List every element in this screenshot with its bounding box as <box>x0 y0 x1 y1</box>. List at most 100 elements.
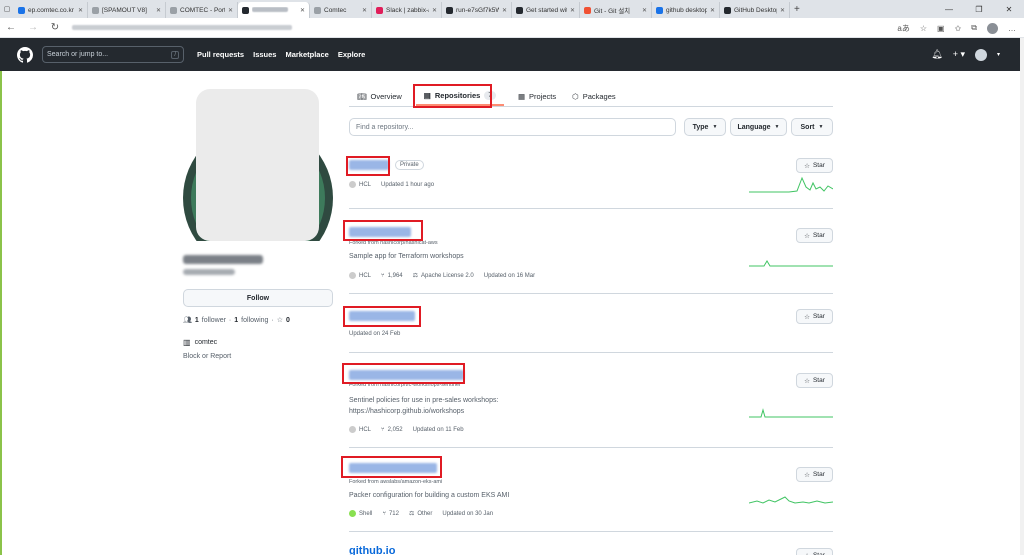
fork-icon <box>446 6 453 14</box>
minimize-icon[interactable]: — <box>934 5 964 14</box>
following-count[interactable]: 1 <box>234 317 238 324</box>
close-tab-icon[interactable]: ✕ <box>156 7 161 14</box>
follow-button[interactable]: Follow <box>183 289 333 307</box>
github-logo-icon[interactable] <box>17 46 33 63</box>
favorite-icon[interactable]: ☆ <box>920 24 927 33</box>
followers-link[interactable]: follower <box>202 317 226 324</box>
favorites-list-icon[interactable]: ✩ <box>955 24 962 33</box>
browser-tab[interactable]: Slack | zabbix-a ✕ <box>372 2 442 18</box>
following-link[interactable]: following <box>241 317 268 324</box>
close-tab-icon[interactable]: ✕ <box>710 7 715 14</box>
close-tab-icon[interactable]: ✕ <box>228 7 233 14</box>
browser-tab[interactable]: ep.comtec.co.kr ✕ <box>14 2 88 18</box>
user-menu-avatar[interactable] <box>974 48 987 61</box>
browser-tab[interactable]: Git - Git 설치 ✕ <box>580 2 652 18</box>
create-new-button[interactable]: + ▾ <box>953 49 965 60</box>
workshops-link[interactable]: https://hashicorp.github.io/workshops <box>349 406 498 417</box>
repo-forks-count[interactable]: 2,052 <box>388 427 403 433</box>
close-tab-icon[interactable]: ✕ <box>780 7 785 14</box>
nav-explore[interactable]: Explore <box>338 50 366 59</box>
activity-sparkline <box>749 408 833 418</box>
sort-button[interactable]: Sort ▼ <box>791 118 833 136</box>
browser-tab-label: github desktop <box>666 6 707 14</box>
repo-description: Packer configuration for building a cust… <box>349 492 510 499</box>
notifications-bell-icon[interactable]: 🔔︎ <box>931 49 942 60</box>
activity-sparkline <box>749 260 833 267</box>
repo-forks-count[interactable]: 712 <box>389 511 399 517</box>
browser-tab-label <box>252 6 297 14</box>
browser-tab[interactable]: Get started with✕ <box>512 2 580 18</box>
star-button[interactable]: ☆Star <box>796 373 833 388</box>
browser-profile-avatar[interactable] <box>987 22 998 34</box>
close-tab-icon[interactable]: ✕ <box>642 7 647 14</box>
caret-down-icon: ▼ <box>712 124 718 130</box>
people-icon: 👥︎ <box>183 317 192 324</box>
tab-packages[interactable]: ⬡ Packages <box>564 86 624 106</box>
nav-marketplace[interactable]: Marketplace <box>285 50 328 59</box>
profile-full-name-redacted <box>183 255 263 264</box>
close-tab-icon[interactable]: ✕ <box>362 7 367 14</box>
repo-updated: Updated 1 hour ago <box>381 181 435 188</box>
browser-tab-label: COMTEC - Porta <box>180 6 225 14</box>
stars-count[interactable]: 0 <box>286 317 290 324</box>
private-badge: Private <box>395 160 424 170</box>
bing-icon <box>656 6 663 14</box>
star-icon: ☆ <box>276 317 284 324</box>
close-window-icon[interactable]: ✕ <box>994 5 1024 14</box>
star-icon: ☆ <box>804 162 810 170</box>
fork-icon: ⑂ <box>381 426 385 433</box>
highlight-repo-1 <box>346 156 390 176</box>
type-filter-button[interactable]: Type ▼ <box>684 118 726 136</box>
browser-tab[interactable]: github desktop ✕ <box>652 2 720 18</box>
repo-list-item: Updated on 24 Feb ☆ Star <box>349 294 833 353</box>
caret-down-icon: ▼ <box>818 124 824 130</box>
block-or-report-link[interactable]: Block or Report <box>183 353 231 360</box>
tab-projects[interactable]: ▦ Projects <box>510 86 564 106</box>
slack-icon <box>376 6 383 14</box>
star-button[interactable]: ☆Star <box>796 228 833 243</box>
maximize-icon[interactable]: ❐ <box>964 5 994 14</box>
extensions-icon[interactable]: ⧉ <box>971 23 977 33</box>
repo-name-link[interactable]: github.io <box>349 545 395 555</box>
reader-mode-icon[interactable]: aあ <box>897 23 909 34</box>
find-repository-input[interactable]: Find a repository... <box>349 118 676 136</box>
browser-tab[interactable]: ✕ <box>238 2 310 18</box>
close-tab-icon[interactable]: ✕ <box>300 7 305 14</box>
browser-tab[interactable]: GitHub Desktop ✕ <box>720 2 790 18</box>
law-icon: ⚖ <box>412 273 419 279</box>
language-filter-button[interactable]: Language ▼ <box>730 118 787 136</box>
global-search-input[interactable]: Search or jump to... / <box>42 46 184 63</box>
law-icon: ⚖ <box>408 511 415 517</box>
back-icon[interactable]: ← <box>0 22 22 33</box>
nav-issues[interactable]: Issues <box>253 50 276 59</box>
page-scrollbar[interactable] <box>1020 38 1024 555</box>
forward-icon[interactable]: → <box>22 22 44 33</box>
star-button[interactable]: ☆Star <box>796 467 833 482</box>
new-tab-button[interactable]: + <box>794 4 800 15</box>
url-field[interactable] <box>72 21 832 34</box>
star-button[interactable]: ☆Star <box>796 548 833 555</box>
organization-name: comtec <box>194 339 218 346</box>
browser-menu-icon[interactable]: … <box>1008 24 1016 33</box>
window-menu-icon[interactable]: ▢ <box>0 2 14 16</box>
followers-count[interactable]: 1 <box>195 317 199 324</box>
collections-icon[interactable]: ▣ <box>937 24 945 33</box>
browser-tab[interactable]: [SPAMOUT V8] ✕ <box>88 2 166 18</box>
close-tab-icon[interactable]: ✕ <box>502 7 507 14</box>
browser-tab[interactable]: COMTEC - Porta ✕ <box>166 2 238 18</box>
browser-tab[interactable]: run-e7sGf7k5W ✕ <box>442 2 512 18</box>
close-tab-icon[interactable]: ✕ <box>570 7 575 14</box>
nav-pull-requests[interactable]: Pull requests <box>197 50 244 59</box>
tab-overview[interactable]: 📖︎ Overview <box>349 86 410 106</box>
user-menu-caret-icon[interactable]: ▾ <box>997 51 1000 58</box>
highlight-repo-4 <box>342 363 465 384</box>
star-button[interactable]: ☆Star <box>796 309 833 324</box>
browser-tab-label: [SPAMOUT V8] <box>102 6 147 14</box>
close-tab-icon[interactable]: ✕ <box>78 7 83 14</box>
star-button[interactable]: ☆Star <box>796 158 833 173</box>
close-tab-icon[interactable]: ✕ <box>432 7 437 14</box>
browser-tab[interactable]: Comtec ✕ <box>310 2 372 18</box>
refresh-icon[interactable]: ↻ <box>44 22 66 33</box>
github-icon <box>516 6 523 14</box>
repo-forks-count[interactable]: 1,964 <box>388 273 403 279</box>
* * *
● **Your objective**: Can you reproduce the material with each "close-tab-icon" changed to "tab-close-icon", everything else kept identical and the pictures omitted?

● **Answer to this exercise**:
List every element in this screenshot with its bounding box as <box>x0 y0 x1 y1</box>. List at most 100 elements.
fork-icon <box>446 6 453 14</box>
minimize-icon[interactable]: — <box>934 5 964 14</box>
following-count[interactable]: 1 <box>234 317 238 324</box>
tab-close-icon[interactable]: ✕ <box>156 7 161 14</box>
follow-button[interactable]: Follow <box>183 289 333 307</box>
github-logo-icon[interactable] <box>17 46 33 63</box>
favorite-icon[interactable]: ☆ <box>920 24 927 33</box>
followers-link[interactable]: follower <box>202 317 226 324</box>
favorites-list-icon[interactable]: ✩ <box>955 24 962 33</box>
browser-tab[interactable]: Slack | zabbix-a ✕ <box>372 2 442 18</box>
following-link[interactable]: following <box>241 317 268 324</box>
tab-close-icon[interactable]: ✕ <box>710 7 715 14</box>
tab-close-icon[interactable]: ✕ <box>228 7 233 14</box>
browser-tab[interactable]: ep.comtec.co.kr ✕ <box>14 2 88 18</box>
user-menu-avatar[interactable] <box>974 48 987 61</box>
browser-tab[interactable]: Git - Git 설치 ✕ <box>580 2 652 18</box>
create-new-button[interactable]: + ▾ <box>953 49 965 60</box>
workshops-link[interactable]: https://hashicorp.github.io/workshops <box>349 406 498 417</box>
repo-forks-count[interactable]: 2,052 <box>388 427 403 433</box>
tab-close-icon[interactable]: ✕ <box>780 7 785 14</box>
nav-explore[interactable]: Explore <box>338 50 366 59</box>
activity-sparkline <box>749 408 833 418</box>
sort-button[interactable]: Sort ▼ <box>791 118 833 136</box>
browser-tab-label: github desktop <box>666 6 707 14</box>
repo-description: Packer configuration for building a cust… <box>349 492 510 499</box>
notifications-bell-icon[interactable]: 🔔︎ <box>931 49 942 60</box>
activity-sparkline <box>749 260 833 267</box>
repo-forks-count[interactable]: 712 <box>389 511 399 517</box>
browser-tab-label <box>252 6 297 14</box>
browser-tab[interactable]: Get started with✕ <box>512 2 580 18</box>
star-button[interactable]: ☆Star <box>796 373 833 388</box>
browser-profile-avatar[interactable] <box>987 22 998 34</box>
tab-close-icon[interactable]: ✕ <box>642 7 647 14</box>
caret-down-icon: ▼ <box>712 124 718 130</box>
people-icon: 👥︎ <box>183 317 192 324</box>
tab-packages[interactable]: ⬡ Packages <box>564 86 624 106</box>
nav-marketplace[interactable]: Marketplace <box>285 50 328 59</box>
profile-full-name-redacted <box>183 255 263 264</box>
tab-close-icon[interactable]: ✕ <box>362 7 367 14</box>
repo-updated: Updated 1 hour ago <box>381 181 435 188</box>
browser-tab-label: COMTEC - Porta <box>180 6 225 14</box>
stars-count[interactable]: 0 <box>286 317 290 324</box>
private-badge: Private <box>395 160 424 170</box>
bing-icon <box>656 6 663 14</box>
star-icon: ☆ <box>276 317 284 324</box>
close-window-icon[interactable]: ✕ <box>994 5 1024 14</box>
star-icon: ☆ <box>804 162 810 170</box>
fork-icon: ⑂ <box>381 426 385 433</box>
highlight-repo-1 <box>346 156 390 176</box>
type-filter-button[interactable]: Type ▼ <box>684 118 726 136</box>
browser-tab[interactable]: github desktop ✕ <box>652 2 720 18</box>
repo-list-item: Updated on 24 Feb ☆ Star <box>349 294 833 353</box>
caret-down-icon: ▼ <box>818 124 824 130</box>
block-or-report-link[interactable]: Block or Report <box>183 353 231 360</box>
tab-projects[interactable]: ▦ Projects <box>510 86 564 106</box>
slack-icon <box>376 6 383 14</box>
star-button[interactable]: ☆Star <box>796 228 833 243</box>
maximize-icon[interactable]: ❐ <box>964 5 994 14</box>
extensions-icon[interactable]: ⧉ <box>971 23 977 33</box>
repo-name-link[interactable]: github.io <box>349 545 395 555</box>
reader-mode-icon[interactable]: aあ <box>897 23 909 34</box>
find-repository-input[interactable]: Find a repository... <box>349 118 676 136</box>
browser-tab[interactable]: ✕ <box>238 2 310 18</box>
tab-close-icon[interactable]: ✕ <box>300 7 305 14</box>
browser-tab[interactable]: GitHub Desktop ✕ <box>720 2 790 18</box>
law-icon: ⚖ <box>412 273 419 279</box>
language-filter-button[interactable]: Language ▼ <box>730 118 787 136</box>
global-search-input[interactable]: Search or jump to... / <box>42 46 184 63</box>
law-icon: ⚖ <box>408 511 415 517</box>
back-icon[interactable]: ← <box>0 22 22 33</box>
nav-issues[interactable]: Issues <box>253 50 276 59</box>
page-scrollbar[interactable] <box>1020 38 1024 555</box>
forward-icon[interactable]: → <box>22 22 44 33</box>
star-button[interactable]: ☆Star <box>796 467 833 482</box>
new-tab-button[interactable]: + <box>794 4 800 15</box>
url-field[interactable] <box>72 21 832 34</box>
star-button[interactable]: ☆Star <box>796 548 833 555</box>
organization-name: comtec <box>194 339 218 346</box>
browser-menu-icon[interactable]: … <box>1008 24 1016 33</box>
window-menu-icon[interactable]: ▢ <box>0 2 14 16</box>
followers-count[interactable]: 1 <box>195 317 199 324</box>
collections-icon[interactable]: ▣ <box>937 24 945 33</box>
browser-tab[interactable]: [SPAMOUT V8] ✕ <box>88 2 166 18</box>
tab-close-icon[interactable]: ✕ <box>502 7 507 14</box>
browser-tab[interactable]: COMTEC - Porta ✕ <box>166 2 238 18</box>
browser-tab[interactable]: run-e7sGf7k5W ✕ <box>442 2 512 18</box>
tab-close-icon[interactable]: ✕ <box>570 7 575 14</box>
nav-pull-requests[interactable]: Pull requests <box>197 50 244 59</box>
tab-overview[interactable]: 📖︎ Overview <box>349 86 410 106</box>
user-menu-caret-icon[interactable]: ▾ <box>997 51 1000 58</box>
highlight-repo-4 <box>342 363 465 384</box>
star-button[interactable]: ☆Star <box>796 309 833 324</box>
browser-tab-label: [SPAMOUT V8] <box>102 6 147 14</box>
tab-close-icon[interactable]: ✕ <box>78 7 83 14</box>
star-button[interactable]: ☆Star <box>796 158 833 173</box>
tab-close-icon[interactable]: ✕ <box>432 7 437 14</box>
browser-tab[interactable]: Comtec ✕ <box>310 2 372 18</box>
refresh-icon[interactable]: ↻ <box>44 22 66 33</box>
github-icon <box>516 6 523 14</box>
repo-forks-count[interactable]: 1,964 <box>388 273 403 279</box>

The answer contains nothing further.